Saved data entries

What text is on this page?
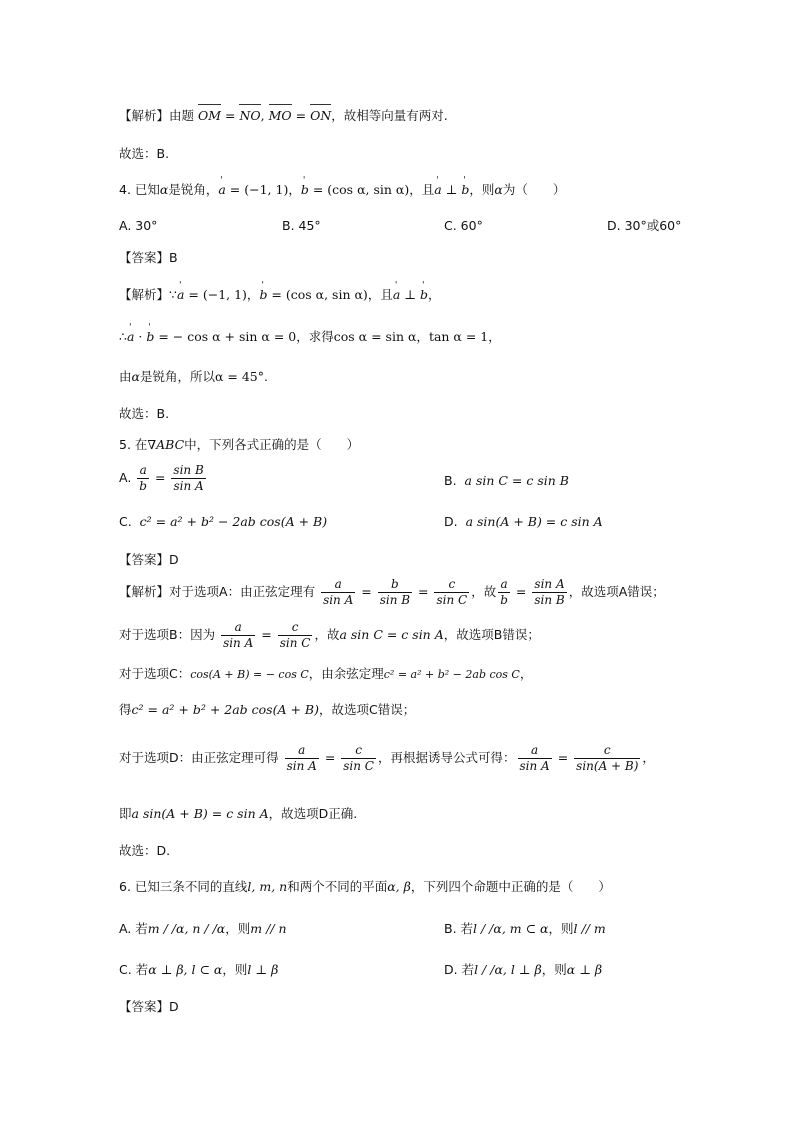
【解析】由题 OM = NO, MO = ON，故相等向量有两对.
故选：B.
4. 已知α是锐角，' a = (−1, 1)，' b = (cos α, sin α)，且' a ⊥ ' b，则α为（　　）
A. 30°	B. 45°	C. 60°	D. 30°或60°
【答案】B
【解析】∵' a = (−1, 1)，' b = (cos α, sin α)，且' a ⊥ ' b，
∴' a · ' b = − cos α + sin α = 0，求得cos α = sin α，tan α = 1，
由α是锐角，所以α = 45°.
故选：B.
5. 在∇ABC中，下列各式正确的是（　　）
A. $\frac{a}{b} = \frac{\text{sin B}}{\text{sin A}}$	B. a sin C = c sin B
C. c² = a² + b² − 2ab cos(A + B)	D. a sin(A + B) = c sin A
【答案】D
【解析】对于选项A：由正弦定理有 $\frac{a}{\text{sin A}} = \frac{b}{\text{sin B}} = \frac{c}{\text{sin C}}$ ，故 $\frac{a}{b} = \frac{\text{sin A}}{\text{sin B}}$ ，故选项A错误；
对于选项B：因为 $\frac{a}{\text{sin A}} = \frac{c}{\text{sin C}}$ ，故a sin C = c sin A，故选项B错误；
对于选项C：cos(A + B) = − cos C，由余弦定理c² = a² + b² − 2ab cos C，
得c² = a² + b² + 2ab cos(A + B)，故选项C错误；
对于选项D：由正弦定理可得 $\frac{a}{\text{sin A}} = \frac{c}{\text{sin C}}$ ，再根据诱导公式可得： $\frac{a}{\text{sin A}} = \frac{c}{\sin(A + B)}$ ，
即a sin(A + B) = c sin A，故选项D正确.
故选：D.
6. 已知三条不同的直线l, m, n和两个不同的平面α, β，下列四个命题中正确的是（　　）
A. 若m / /α, n / /α，则m // n	B. 若l / /α, m ⊂ α，则l // m
C. 若α ⊥ β, l ⊂ α，则l ⊥ β	D. 若l / /α, l ⊥ β，则α ⊥ β
【答案】D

» **TASK REQUIREMENTS**: Pictures in the records should not appear in your copy, but everything else must be transcribed exactly.

» **ANSWER FOR THIS EXERCISE**:
What text is on this page?
【解析】由题 OM = NO, MO = ON，故相等向量有两对.
故选：B.
4. 已知α是锐角，' a = (−1, 1)，' b = (cos α, sin α)，且' a ⊥ ' b，则α为（　　）
A. 30°	B. 45°	C. 60°	D. 30°或60°
【答案】B
【解析】∵' a = (−1, 1)，' b = (cos α, sin α)，且' a ⊥ ' b，
∴' a · ' b = − cos α + sin α = 0，求得cos α = sin α，tan α = 1，
由α是锐角，所以α = 45°.
故选：B.
5. 在∇ABC中，下列各式正确的是（　　）
A. $\frac{a}{b} = \frac{\text{sin B}}{\text{sin A}}$	B. a sin C = c sin B
C. c² = a² + b² − 2ab cos(A + B)	D. a sin(A + B) = c sin A
【答案】D
【解析】对于选项A：由正弦定理有 $\frac{a}{\text{sin A}} = \frac{b}{\text{sin B}} = \frac{c}{\text{sin C}}$ ，故 $\frac{a}{b} = \frac{\text{sin A}}{\text{sin B}}$ ，故选项A错误；
对于选项B：因为 $\frac{a}{\text{sin A}} = \frac{c}{\text{sin C}}$ ，故a sin C = c sin A，故选项B错误；
对于选项C：cos(A + B) = − cos C，由余弦定理c² = a² + b² − 2ab cos C，
得c² = a² + b² + 2ab cos(A + B)，故选项C错误；
对于选项D：由正弦定理可得 $\frac{a}{\text{sin A}} = \frac{c}{\text{sin C}}$ ，再根据诱导公式可得： $\frac{a}{\text{sin A}} = \frac{c}{\sin(A + B)}$ ，
即a sin(A + B) = c sin A，故选项D正确.
故选：D.
6. 已知三条不同的直线l, m, n和两个不同的平面α, β，下列四个命题中正确的是（　　）
A. 若m / /α, n / /α，则m // n	B. 若l / /α, m ⊂ α，则l // m
C. 若α ⊥ β, l ⊂ α，则l ⊥ β	D. 若l / /α, l ⊥ β，则α ⊥ β
【答案】D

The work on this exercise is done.